An external provider for Llama Stack allowing for the use of RamaLama for inference.
You can install ramalama-stack
from PyPI via pip install ramalama-stack
This will install Llama Stack and RamaLama as well if they are not installed already.
Warning
The following workaround is currently needed to run this provider - see #53 for more details
curl --create-dirs --output ~/.llama/providers.d/remote/inference/ramalama.yaml https://raw.githubusercontent.com/containers/ramalama-stack/refs/tags/v0.1.3/src/ramalama_stack/providers.d/remote/inference/ramalama.yaml
curl --create-dirs --output ~/.llama/distributions/ramalama/ramalama-run.yaml https://raw.githubusercontent.com/containers/ramalama-stack/refs/tags/v0.1.3/src/ramalama_stack/ramalama-run.yaml
-
First you will need a RamaLama server running - see the RamaLama project docs for more information.
-
Ensure you set your
INFERENCE_MODEL
environment variable to the name of the model you have running via RamaLama. -
You can then run the RamaLama external provider via
llama stack run ~/.llama/distributions/ramalama/ramalama-run.yaml
Note
You can also run the RamaLama external provider inside of a container via Podman
podman run \
--net=host \
--env RAMALAMA_URL=http://0.0.0.0:8080 \
--env INFERENCE_MODEL=$INFERENCE_MODEL \
ramalama/llama-stack
This will start a Llama Stack server which will use port 8321 by default. You can test this works by configuring the Llama Stack Client to run against this server and sending a test request.

- [AIM] Write the next part of the ramalama-stack documentation, picking up after its final sentence about testing the server with the Llama Stack Client. The saved data entries that come next are separate material and are not part of the ramalama-stack documentation.

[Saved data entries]
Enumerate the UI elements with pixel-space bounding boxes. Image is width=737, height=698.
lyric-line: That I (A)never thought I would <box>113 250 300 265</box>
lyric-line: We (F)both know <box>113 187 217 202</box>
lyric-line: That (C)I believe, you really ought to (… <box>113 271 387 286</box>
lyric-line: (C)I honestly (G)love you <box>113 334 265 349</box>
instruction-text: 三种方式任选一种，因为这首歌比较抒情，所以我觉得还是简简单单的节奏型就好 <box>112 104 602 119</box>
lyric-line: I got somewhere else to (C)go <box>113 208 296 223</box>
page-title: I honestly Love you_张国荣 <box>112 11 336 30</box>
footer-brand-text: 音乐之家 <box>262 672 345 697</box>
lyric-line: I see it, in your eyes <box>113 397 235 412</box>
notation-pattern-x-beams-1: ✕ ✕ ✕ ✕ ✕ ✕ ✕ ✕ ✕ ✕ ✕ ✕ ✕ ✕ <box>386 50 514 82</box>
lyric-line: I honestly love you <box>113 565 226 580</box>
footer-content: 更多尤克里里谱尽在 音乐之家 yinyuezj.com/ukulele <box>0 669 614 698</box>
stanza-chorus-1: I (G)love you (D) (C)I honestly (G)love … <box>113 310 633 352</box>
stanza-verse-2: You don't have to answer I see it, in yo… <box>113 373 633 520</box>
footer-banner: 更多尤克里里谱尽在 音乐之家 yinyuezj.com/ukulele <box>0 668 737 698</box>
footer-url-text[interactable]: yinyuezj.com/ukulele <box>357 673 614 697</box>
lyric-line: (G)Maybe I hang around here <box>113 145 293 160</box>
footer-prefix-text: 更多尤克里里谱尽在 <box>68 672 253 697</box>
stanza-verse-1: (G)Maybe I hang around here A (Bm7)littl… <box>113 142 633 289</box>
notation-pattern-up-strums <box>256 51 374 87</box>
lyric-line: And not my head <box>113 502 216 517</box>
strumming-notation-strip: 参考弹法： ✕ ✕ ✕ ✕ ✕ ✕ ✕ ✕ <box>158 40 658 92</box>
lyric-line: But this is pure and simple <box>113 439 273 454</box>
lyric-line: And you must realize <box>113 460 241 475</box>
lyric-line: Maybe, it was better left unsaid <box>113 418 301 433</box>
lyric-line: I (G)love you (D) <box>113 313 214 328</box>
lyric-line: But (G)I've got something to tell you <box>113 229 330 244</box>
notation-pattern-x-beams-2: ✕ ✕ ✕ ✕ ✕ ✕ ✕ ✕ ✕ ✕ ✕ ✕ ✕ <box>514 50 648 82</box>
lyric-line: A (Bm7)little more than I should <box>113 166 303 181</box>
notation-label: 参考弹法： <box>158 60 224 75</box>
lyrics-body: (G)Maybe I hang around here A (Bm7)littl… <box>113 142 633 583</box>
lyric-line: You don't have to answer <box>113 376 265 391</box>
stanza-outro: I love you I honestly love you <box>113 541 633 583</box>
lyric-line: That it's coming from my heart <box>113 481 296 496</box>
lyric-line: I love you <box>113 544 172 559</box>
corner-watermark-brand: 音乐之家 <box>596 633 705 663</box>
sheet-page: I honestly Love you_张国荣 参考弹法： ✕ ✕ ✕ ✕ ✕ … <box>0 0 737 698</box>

- [THE OUTPUT]
- If your client is running on the same machine as the server, you can run
llama-stack-client configure --endpoint http://0.0.0.0:8321 --api-key none
- If your client is running on a different machine, you can run
llama-stack-client configure --endpoint http://<hostname>:8321 --api-key none
- The client should give you a message similar to
Done! You can now use the Llama Stack Client CLI with endpoint <endpoint>
- You can then test the server by running
llama-stack-client inference chat-completion --message "tell me a joke"
which should return something like
ChatCompletionResponse(
completion_message=CompletionMessage(
content='A man walked into a library and asked the librarian, "Do you have any books on Pavlov\'s dogs
and Schrödinger\'s cat?" The librarian replied, "It rings a bell, but I\'m not sure if it\'s here or not."',
role='assistant',
stop_reason='end_of_turn',
tool_calls=[]
),
logprobs=None,
metrics=[
Metric(metric='prompt_tokens', value=14.0, unit=None),
Metric(metric='completion_tokens', value=63.0, unit=None),
Metric(metric='total_tokens', value=77.0, unit=None)
]
)